SUPPLIED MATERIAL:
-------
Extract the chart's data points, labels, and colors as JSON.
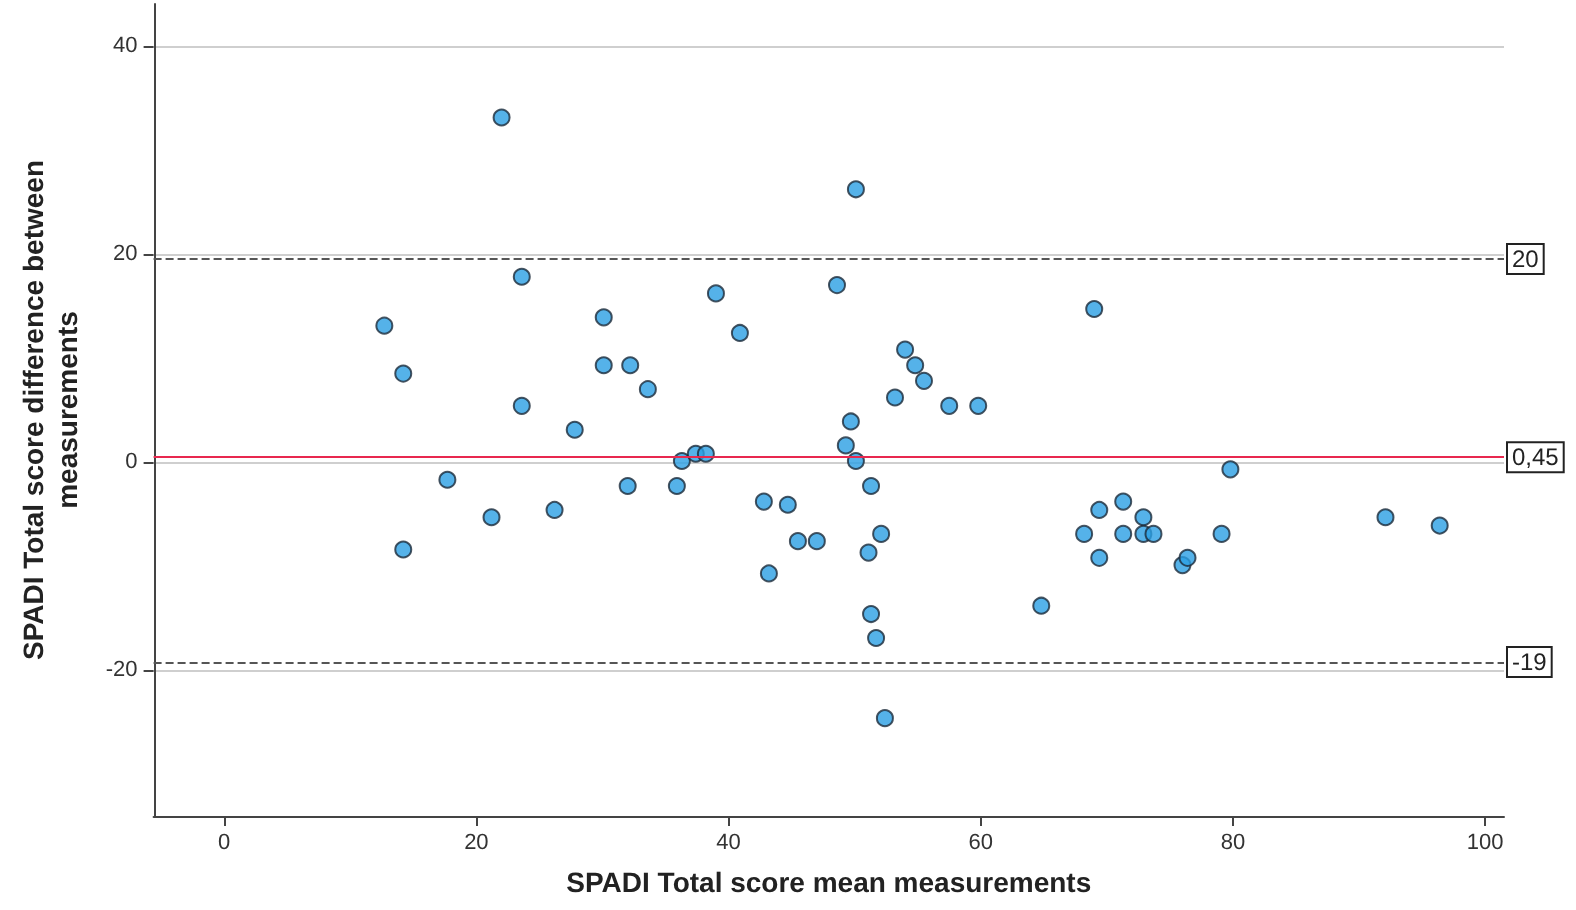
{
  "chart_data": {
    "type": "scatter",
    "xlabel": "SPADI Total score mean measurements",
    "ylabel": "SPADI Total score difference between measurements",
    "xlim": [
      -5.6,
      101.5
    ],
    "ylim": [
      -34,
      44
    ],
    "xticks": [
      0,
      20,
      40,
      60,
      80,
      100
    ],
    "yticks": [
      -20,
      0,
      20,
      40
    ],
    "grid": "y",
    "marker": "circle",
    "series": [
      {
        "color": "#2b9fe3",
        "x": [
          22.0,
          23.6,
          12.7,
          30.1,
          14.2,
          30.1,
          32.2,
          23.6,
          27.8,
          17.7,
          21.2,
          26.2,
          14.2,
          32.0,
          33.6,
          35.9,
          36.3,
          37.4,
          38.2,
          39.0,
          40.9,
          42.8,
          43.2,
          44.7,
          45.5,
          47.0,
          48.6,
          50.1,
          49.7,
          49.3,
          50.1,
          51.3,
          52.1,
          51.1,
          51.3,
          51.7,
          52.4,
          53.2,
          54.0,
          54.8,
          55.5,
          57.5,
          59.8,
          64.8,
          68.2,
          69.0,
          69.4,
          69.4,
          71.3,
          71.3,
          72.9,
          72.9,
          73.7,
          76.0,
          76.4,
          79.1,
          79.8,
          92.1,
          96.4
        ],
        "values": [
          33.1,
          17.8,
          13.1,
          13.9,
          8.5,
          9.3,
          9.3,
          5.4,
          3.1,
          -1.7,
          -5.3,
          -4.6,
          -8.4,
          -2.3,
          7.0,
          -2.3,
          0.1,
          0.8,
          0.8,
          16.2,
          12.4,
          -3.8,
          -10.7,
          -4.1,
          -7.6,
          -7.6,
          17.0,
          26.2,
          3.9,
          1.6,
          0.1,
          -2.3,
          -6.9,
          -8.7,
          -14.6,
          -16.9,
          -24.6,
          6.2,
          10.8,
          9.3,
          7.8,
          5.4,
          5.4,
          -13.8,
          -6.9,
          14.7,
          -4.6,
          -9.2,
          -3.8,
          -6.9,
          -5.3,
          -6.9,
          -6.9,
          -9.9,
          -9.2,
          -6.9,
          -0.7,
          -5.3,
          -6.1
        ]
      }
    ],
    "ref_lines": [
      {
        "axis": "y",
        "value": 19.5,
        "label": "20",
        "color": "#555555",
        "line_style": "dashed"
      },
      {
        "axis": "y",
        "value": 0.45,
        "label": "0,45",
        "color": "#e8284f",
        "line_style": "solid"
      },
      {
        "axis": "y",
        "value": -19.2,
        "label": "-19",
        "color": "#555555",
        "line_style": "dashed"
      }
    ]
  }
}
-------
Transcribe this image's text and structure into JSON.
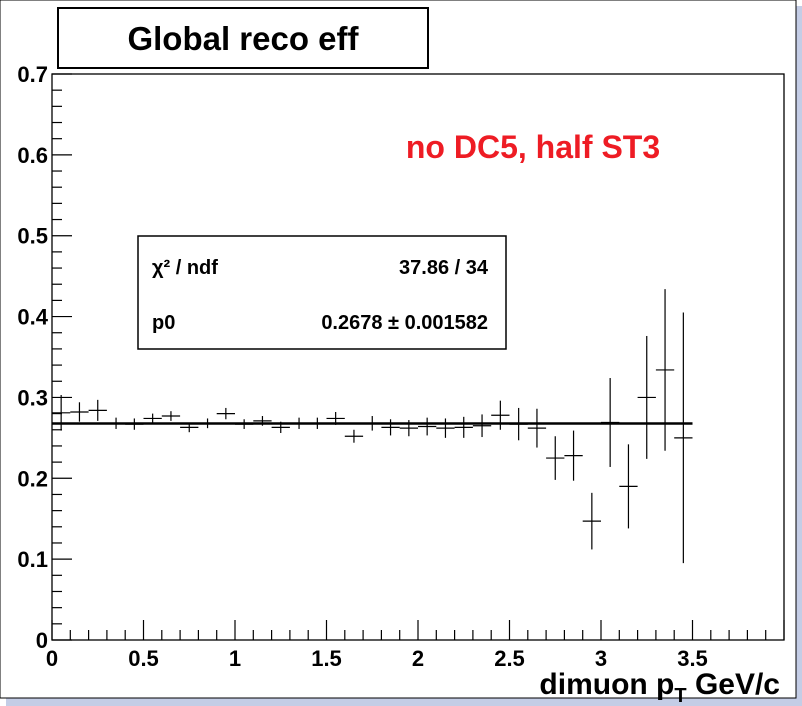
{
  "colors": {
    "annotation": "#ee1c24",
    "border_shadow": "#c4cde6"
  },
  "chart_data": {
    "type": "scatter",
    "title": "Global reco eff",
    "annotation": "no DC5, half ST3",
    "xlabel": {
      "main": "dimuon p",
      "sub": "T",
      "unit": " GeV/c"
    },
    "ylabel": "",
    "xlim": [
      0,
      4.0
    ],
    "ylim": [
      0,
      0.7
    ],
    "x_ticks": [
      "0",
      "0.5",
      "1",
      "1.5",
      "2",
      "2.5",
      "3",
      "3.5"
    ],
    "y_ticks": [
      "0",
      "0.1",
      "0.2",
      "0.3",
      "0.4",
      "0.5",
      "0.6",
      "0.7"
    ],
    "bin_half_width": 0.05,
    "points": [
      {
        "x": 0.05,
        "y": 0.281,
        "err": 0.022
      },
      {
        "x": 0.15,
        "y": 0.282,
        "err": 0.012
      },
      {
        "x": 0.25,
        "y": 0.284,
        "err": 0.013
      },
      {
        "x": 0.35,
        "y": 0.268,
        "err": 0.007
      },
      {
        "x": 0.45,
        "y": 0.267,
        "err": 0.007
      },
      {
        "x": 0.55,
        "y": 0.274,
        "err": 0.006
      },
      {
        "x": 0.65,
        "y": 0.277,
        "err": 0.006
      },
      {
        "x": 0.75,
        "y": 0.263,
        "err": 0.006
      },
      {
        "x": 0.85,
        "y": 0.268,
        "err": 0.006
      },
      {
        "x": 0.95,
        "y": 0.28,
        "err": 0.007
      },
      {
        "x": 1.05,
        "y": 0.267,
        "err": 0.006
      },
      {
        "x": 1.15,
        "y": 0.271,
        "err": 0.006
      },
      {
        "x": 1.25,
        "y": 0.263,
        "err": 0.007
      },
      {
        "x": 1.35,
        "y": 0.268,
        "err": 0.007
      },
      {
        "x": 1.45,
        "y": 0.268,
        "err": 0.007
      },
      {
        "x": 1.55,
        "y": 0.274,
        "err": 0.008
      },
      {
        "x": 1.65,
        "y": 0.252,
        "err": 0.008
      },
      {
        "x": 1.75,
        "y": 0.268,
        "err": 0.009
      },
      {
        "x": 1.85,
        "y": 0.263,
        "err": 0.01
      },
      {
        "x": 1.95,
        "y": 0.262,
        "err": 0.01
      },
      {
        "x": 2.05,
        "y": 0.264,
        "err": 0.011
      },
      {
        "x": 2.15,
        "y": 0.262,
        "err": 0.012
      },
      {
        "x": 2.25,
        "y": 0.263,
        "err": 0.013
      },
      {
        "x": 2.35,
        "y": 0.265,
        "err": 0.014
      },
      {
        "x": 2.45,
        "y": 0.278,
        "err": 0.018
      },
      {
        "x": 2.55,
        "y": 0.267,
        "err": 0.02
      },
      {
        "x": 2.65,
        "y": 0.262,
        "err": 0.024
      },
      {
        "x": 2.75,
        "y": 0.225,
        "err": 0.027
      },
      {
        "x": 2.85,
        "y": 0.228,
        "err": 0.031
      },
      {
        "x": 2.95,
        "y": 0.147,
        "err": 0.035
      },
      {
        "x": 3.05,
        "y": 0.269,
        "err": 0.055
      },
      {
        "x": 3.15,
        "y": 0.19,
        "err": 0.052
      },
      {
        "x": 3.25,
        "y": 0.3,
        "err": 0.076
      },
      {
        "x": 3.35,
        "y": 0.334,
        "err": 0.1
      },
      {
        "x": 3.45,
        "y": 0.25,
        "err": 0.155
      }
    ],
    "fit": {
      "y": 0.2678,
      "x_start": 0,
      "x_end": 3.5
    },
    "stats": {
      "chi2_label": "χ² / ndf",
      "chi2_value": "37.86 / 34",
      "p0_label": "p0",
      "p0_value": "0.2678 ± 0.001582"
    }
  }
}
-------
SET PROBLEM: Copy each line from the records above that includes the string "annotation".

OUTPUT BELOW:
    "annotation": "#ee1c24",
    "annotation": "no DC5, half ST3",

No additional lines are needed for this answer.